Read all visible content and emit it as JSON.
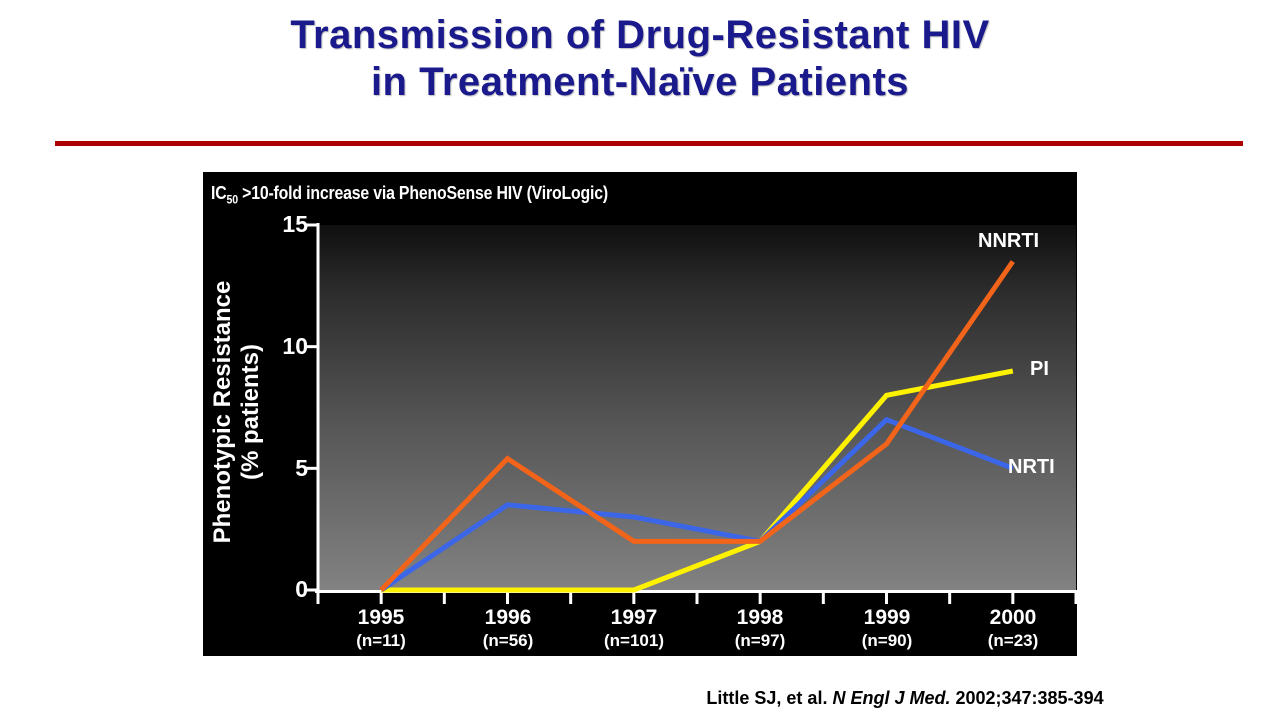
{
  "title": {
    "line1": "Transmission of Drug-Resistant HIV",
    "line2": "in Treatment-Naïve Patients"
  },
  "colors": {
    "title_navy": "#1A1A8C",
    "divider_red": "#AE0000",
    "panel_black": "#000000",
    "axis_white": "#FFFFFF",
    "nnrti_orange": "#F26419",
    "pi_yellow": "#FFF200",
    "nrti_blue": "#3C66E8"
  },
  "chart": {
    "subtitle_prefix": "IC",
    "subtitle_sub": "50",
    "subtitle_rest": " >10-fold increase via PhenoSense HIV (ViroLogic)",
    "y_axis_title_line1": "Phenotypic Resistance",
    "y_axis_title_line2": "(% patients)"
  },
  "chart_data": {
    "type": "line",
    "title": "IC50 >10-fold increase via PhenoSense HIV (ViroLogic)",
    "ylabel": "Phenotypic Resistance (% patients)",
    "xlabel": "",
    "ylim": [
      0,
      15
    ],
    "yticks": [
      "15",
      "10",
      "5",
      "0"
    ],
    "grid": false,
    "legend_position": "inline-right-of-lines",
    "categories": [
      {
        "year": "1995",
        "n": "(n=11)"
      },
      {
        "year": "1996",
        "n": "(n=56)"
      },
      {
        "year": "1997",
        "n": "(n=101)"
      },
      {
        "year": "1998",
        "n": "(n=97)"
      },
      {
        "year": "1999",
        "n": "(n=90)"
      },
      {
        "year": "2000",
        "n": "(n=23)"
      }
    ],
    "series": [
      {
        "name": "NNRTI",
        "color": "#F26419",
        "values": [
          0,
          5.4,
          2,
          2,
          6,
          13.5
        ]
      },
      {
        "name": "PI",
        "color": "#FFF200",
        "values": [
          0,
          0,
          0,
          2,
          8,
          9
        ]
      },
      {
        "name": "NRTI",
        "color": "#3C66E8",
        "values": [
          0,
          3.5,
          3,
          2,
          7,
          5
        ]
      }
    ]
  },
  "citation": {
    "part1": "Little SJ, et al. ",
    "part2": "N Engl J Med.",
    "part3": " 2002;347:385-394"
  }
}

Activity.
Only the words belong in your copy: restate the data above exactly and leave the images out.

Answer.
Read all visible content and emit it as JSON.
{
  "title": {
    "line1": "Transmission of Drug-Resistant HIV",
    "line2": "in Treatment-Naïve Patients"
  },
  "colors": {
    "title_navy": "#1A1A8C",
    "divider_red": "#AE0000",
    "panel_black": "#000000",
    "axis_white": "#FFFFFF",
    "nnrti_orange": "#F26419",
    "pi_yellow": "#FFF200",
    "nrti_blue": "#3C66E8"
  },
  "chart": {
    "subtitle_prefix": "IC",
    "subtitle_sub": "50",
    "subtitle_rest": " >10-fold increase via PhenoSense HIV (ViroLogic)",
    "y_axis_title_line1": "Phenotypic Resistance",
    "y_axis_title_line2": "(% patients)"
  },
  "chart_data": {
    "type": "line",
    "title": "IC50 >10-fold increase via PhenoSense HIV (ViroLogic)",
    "ylabel": "Phenotypic Resistance (% patients)",
    "xlabel": "",
    "ylim": [
      0,
      15
    ],
    "yticks": [
      "15",
      "10",
      "5",
      "0"
    ],
    "grid": false,
    "legend_position": "inline-right-of-lines",
    "categories": [
      {
        "year": "1995",
        "n": "(n=11)"
      },
      {
        "year": "1996",
        "n": "(n=56)"
      },
      {
        "year": "1997",
        "n": "(n=101)"
      },
      {
        "year": "1998",
        "n": "(n=97)"
      },
      {
        "year": "1999",
        "n": "(n=90)"
      },
      {
        "year": "2000",
        "n": "(n=23)"
      }
    ],
    "series": [
      {
        "name": "NNRTI",
        "color": "#F26419",
        "values": [
          0,
          5.4,
          2,
          2,
          6,
          13.5
        ]
      },
      {
        "name": "PI",
        "color": "#FFF200",
        "values": [
          0,
          0,
          0,
          2,
          8,
          9
        ]
      },
      {
        "name": "NRTI",
        "color": "#3C66E8",
        "values": [
          0,
          3.5,
          3,
          2,
          7,
          5
        ]
      }
    ]
  },
  "citation": {
    "part1": "Little SJ, et al. ",
    "part2": "N Engl J Med.",
    "part3": " 2002;347:385-394"
  }
}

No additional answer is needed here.